What the exercise asks:
Scan the records for the word "Thème". Copy each line that includes it.

Dataset listings of figures:
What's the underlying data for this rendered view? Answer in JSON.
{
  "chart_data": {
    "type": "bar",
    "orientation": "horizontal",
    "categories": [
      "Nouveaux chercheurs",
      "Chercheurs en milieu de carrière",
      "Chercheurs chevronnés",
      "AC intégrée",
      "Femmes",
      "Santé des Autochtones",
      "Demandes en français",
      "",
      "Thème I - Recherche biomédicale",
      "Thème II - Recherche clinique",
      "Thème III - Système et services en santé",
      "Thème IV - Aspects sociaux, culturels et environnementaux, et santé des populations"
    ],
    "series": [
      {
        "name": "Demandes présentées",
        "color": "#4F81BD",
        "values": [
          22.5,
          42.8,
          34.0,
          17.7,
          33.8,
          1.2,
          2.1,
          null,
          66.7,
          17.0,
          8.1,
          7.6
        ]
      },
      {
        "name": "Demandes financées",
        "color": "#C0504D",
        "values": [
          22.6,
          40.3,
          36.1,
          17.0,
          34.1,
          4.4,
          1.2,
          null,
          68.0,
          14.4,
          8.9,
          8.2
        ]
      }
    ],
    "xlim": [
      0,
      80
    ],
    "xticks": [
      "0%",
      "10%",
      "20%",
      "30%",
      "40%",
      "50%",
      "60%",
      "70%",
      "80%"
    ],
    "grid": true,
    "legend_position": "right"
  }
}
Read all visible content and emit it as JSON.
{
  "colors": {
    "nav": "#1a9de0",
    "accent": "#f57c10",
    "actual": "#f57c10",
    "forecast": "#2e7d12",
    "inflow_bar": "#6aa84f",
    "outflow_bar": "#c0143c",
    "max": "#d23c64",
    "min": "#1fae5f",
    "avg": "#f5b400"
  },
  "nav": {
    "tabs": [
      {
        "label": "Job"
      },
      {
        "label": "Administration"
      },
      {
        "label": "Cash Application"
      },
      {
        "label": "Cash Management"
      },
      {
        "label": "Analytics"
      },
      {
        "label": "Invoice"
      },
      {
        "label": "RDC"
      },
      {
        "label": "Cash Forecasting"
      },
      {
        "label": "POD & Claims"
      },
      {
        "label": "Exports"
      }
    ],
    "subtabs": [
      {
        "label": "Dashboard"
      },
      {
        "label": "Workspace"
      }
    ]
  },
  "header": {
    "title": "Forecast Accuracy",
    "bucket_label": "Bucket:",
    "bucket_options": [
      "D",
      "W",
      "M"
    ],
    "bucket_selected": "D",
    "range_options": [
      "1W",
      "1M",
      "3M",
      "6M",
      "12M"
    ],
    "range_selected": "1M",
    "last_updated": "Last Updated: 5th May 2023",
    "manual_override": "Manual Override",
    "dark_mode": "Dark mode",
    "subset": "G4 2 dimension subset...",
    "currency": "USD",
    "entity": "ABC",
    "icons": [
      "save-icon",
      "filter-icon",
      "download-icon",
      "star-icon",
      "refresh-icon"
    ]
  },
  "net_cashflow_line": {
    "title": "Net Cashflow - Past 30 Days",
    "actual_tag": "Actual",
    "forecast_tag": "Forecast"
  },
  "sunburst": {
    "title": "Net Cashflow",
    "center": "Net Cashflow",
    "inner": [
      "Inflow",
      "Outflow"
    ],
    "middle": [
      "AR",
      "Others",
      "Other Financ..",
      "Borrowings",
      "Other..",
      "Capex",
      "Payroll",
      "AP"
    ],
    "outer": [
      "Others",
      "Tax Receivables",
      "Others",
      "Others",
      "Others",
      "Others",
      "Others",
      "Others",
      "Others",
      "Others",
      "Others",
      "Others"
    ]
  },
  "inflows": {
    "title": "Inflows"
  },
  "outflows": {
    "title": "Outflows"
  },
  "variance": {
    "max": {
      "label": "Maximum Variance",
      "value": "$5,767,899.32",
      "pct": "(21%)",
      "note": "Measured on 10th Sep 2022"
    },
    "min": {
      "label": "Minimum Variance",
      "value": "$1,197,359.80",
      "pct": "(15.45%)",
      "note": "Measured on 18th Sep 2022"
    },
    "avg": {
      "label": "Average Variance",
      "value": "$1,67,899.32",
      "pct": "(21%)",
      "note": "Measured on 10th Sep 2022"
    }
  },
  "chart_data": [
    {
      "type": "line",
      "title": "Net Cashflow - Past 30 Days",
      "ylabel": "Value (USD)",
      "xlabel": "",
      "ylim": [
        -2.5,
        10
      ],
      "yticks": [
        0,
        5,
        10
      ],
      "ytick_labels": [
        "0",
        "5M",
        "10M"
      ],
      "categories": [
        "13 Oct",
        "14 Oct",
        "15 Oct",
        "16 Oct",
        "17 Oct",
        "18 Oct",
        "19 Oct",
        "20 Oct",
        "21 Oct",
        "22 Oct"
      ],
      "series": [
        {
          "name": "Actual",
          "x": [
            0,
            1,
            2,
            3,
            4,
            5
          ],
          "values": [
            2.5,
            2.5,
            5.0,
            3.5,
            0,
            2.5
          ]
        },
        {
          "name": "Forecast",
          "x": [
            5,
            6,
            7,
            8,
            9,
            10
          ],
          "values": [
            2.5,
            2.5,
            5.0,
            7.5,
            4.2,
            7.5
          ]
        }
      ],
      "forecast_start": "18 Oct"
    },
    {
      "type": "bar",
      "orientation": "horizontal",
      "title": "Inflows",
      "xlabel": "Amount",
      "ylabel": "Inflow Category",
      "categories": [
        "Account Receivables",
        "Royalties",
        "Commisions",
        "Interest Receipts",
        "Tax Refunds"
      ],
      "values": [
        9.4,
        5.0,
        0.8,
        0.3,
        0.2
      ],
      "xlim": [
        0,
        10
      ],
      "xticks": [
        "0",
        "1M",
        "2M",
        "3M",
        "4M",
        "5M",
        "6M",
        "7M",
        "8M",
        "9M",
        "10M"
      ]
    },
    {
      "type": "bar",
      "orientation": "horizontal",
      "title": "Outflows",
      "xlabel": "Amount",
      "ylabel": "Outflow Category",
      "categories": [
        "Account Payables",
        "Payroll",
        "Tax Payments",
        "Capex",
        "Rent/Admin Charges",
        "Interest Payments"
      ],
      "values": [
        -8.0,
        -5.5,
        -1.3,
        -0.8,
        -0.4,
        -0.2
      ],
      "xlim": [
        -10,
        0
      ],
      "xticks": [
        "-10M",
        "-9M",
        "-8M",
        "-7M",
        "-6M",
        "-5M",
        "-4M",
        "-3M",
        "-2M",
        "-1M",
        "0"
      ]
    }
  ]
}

Reply:
      "Thème I - Recherche biomédicale",
      "Thème II - Recherche clinique",
      "Thème III - Système et services en santé",
      "Thème IV - Aspects sociaux, culturels et environnementaux, et santé des populations"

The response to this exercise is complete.